The listing below is the input. Say how many of its lines contain "which", giving the number alone.

* BEGIN *

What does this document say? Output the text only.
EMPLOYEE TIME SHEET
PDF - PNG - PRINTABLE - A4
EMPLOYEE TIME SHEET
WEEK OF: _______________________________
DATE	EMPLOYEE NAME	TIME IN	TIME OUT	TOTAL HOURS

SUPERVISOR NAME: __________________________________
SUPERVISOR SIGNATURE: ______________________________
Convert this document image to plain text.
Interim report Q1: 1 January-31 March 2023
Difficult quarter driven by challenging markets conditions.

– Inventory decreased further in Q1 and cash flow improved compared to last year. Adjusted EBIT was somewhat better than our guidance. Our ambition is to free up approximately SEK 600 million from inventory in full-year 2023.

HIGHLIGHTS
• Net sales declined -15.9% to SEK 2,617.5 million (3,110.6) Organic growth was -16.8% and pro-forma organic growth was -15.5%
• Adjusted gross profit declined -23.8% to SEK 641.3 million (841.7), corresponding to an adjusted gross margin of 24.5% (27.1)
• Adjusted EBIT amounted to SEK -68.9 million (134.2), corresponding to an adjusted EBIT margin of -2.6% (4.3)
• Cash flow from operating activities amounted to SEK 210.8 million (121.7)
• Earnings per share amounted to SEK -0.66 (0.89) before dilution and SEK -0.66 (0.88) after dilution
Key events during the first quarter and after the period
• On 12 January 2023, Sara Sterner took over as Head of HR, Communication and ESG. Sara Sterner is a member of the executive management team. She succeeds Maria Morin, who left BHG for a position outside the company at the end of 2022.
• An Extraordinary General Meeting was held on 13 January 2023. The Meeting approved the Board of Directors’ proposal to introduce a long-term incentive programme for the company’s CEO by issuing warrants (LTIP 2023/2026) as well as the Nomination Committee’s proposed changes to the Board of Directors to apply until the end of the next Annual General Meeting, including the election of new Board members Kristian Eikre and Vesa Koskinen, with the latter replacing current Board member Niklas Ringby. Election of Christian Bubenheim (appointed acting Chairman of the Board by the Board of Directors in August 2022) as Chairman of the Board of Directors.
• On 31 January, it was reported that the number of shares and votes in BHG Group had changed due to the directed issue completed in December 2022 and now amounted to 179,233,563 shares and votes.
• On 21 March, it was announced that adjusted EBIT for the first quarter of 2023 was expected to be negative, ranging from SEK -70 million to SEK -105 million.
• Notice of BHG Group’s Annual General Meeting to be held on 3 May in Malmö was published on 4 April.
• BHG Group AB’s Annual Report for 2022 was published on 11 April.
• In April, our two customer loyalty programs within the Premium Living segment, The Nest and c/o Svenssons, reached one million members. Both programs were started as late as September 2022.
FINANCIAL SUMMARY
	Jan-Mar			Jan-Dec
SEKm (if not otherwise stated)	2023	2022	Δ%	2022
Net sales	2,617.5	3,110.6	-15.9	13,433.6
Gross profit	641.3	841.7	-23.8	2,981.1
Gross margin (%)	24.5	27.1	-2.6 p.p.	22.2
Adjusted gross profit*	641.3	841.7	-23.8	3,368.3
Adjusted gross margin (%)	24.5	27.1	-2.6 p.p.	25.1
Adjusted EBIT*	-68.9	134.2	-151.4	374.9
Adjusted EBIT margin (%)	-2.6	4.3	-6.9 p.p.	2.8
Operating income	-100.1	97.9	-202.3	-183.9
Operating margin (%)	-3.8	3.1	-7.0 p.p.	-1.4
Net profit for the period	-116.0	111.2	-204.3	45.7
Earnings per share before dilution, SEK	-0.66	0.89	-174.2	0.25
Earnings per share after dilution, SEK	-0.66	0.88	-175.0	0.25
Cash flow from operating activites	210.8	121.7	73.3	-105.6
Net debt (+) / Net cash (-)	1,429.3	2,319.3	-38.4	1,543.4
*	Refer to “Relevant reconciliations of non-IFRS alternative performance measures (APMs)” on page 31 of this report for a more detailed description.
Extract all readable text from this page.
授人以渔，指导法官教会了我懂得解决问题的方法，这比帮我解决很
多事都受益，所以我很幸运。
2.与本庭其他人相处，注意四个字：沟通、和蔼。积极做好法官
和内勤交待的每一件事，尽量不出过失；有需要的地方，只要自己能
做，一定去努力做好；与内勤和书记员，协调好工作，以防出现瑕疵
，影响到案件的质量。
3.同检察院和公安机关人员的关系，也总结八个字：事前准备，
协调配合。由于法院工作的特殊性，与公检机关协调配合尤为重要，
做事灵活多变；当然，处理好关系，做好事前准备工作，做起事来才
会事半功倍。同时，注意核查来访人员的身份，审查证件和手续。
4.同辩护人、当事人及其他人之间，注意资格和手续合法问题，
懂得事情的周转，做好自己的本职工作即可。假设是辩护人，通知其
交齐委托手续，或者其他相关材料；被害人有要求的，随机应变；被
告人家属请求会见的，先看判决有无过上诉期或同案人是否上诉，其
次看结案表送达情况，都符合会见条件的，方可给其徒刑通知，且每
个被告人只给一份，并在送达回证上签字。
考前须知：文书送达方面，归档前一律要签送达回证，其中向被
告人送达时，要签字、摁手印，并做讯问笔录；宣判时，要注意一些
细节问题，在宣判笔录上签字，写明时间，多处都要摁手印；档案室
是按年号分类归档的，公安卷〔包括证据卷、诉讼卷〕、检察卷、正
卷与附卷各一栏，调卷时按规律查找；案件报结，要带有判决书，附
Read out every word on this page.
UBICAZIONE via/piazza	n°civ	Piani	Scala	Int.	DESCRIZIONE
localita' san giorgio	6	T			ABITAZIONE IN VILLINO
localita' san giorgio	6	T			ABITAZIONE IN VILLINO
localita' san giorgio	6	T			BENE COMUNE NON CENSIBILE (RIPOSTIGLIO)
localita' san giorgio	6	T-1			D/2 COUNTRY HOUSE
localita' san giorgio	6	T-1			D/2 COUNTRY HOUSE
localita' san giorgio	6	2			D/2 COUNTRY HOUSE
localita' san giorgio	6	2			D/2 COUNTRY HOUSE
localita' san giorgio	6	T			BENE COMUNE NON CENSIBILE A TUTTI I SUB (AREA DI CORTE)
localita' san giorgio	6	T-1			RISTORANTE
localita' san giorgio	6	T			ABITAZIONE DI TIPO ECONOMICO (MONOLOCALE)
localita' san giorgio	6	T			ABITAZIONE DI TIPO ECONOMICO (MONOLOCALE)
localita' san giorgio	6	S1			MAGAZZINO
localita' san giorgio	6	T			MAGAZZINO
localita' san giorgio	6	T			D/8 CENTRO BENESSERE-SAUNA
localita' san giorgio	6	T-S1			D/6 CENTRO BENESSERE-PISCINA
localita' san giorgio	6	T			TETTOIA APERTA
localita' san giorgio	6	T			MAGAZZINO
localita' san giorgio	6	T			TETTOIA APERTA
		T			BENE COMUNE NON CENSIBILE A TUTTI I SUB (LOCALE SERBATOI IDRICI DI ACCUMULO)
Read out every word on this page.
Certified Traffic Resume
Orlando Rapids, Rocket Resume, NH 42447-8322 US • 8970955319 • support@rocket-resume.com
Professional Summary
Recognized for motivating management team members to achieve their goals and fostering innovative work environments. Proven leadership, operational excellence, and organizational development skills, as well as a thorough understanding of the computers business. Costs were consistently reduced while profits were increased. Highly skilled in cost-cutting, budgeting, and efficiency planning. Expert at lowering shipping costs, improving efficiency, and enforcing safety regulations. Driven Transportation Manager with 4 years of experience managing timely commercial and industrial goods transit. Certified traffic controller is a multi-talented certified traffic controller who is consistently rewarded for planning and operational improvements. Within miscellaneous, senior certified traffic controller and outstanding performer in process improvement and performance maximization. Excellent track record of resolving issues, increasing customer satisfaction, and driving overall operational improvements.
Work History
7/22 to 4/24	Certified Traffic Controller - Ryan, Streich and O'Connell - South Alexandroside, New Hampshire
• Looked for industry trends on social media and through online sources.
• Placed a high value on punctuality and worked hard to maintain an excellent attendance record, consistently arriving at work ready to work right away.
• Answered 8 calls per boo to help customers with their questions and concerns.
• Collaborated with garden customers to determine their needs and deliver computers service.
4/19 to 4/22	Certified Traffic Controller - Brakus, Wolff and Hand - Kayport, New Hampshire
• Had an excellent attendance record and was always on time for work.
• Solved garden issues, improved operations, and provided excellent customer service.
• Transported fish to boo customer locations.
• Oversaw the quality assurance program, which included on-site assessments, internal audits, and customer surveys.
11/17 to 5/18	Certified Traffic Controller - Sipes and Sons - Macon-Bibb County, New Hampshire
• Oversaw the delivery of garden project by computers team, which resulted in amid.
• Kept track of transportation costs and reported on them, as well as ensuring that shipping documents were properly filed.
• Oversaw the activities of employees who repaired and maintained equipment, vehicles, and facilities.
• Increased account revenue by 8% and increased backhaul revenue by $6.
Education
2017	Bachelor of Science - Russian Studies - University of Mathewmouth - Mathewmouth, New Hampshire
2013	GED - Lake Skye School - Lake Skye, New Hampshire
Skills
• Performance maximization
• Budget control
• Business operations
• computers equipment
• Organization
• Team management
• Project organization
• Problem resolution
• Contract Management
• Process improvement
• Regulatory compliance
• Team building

* END *

### Exercise output:
2